| WHAT TO WORK ON |
Collect every line below that contains the word "true".

[Figure content listings]

——————

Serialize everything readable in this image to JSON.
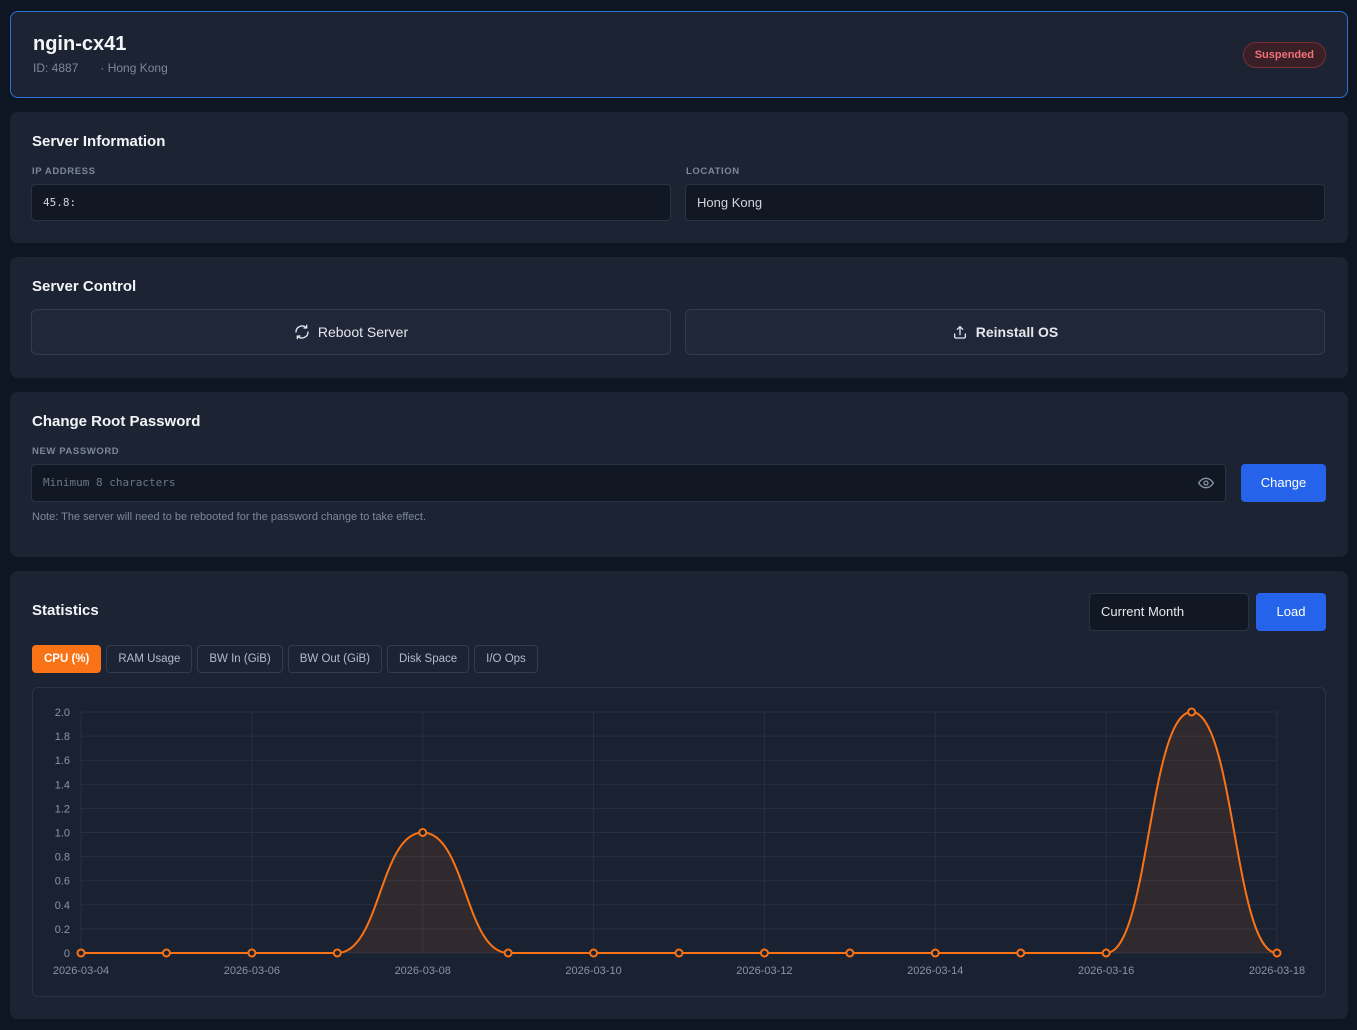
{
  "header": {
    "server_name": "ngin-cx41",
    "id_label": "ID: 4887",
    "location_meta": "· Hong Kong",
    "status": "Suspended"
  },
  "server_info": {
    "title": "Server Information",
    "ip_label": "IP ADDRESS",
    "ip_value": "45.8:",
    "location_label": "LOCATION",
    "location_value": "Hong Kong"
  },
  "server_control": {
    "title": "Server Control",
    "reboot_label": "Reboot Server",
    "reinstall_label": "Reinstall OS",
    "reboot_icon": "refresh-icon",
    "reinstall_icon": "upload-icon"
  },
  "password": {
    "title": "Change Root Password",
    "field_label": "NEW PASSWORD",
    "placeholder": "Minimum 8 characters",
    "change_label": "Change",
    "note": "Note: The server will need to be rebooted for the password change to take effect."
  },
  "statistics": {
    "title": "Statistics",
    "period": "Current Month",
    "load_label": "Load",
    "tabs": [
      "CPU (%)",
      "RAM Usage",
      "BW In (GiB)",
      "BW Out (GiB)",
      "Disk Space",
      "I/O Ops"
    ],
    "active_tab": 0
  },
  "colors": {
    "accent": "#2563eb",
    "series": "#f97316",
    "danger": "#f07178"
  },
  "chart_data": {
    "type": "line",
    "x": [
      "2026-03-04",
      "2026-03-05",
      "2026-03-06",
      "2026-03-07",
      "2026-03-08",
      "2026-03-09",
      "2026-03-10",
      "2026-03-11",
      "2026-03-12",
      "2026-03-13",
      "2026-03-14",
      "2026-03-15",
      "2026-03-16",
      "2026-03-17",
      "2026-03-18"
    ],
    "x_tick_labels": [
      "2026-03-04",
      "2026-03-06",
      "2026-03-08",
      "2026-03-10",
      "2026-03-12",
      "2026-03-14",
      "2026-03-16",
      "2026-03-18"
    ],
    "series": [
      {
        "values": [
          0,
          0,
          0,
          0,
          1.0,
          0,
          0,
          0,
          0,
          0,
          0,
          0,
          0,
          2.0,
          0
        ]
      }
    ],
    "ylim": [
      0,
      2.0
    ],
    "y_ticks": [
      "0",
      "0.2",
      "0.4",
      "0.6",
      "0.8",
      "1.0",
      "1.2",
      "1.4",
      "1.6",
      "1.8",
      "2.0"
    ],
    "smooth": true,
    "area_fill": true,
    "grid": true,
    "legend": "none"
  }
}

——————

| OUTPUT OF THE TASK |
    "smooth": true,
    "area_fill": true,
    "grid": true,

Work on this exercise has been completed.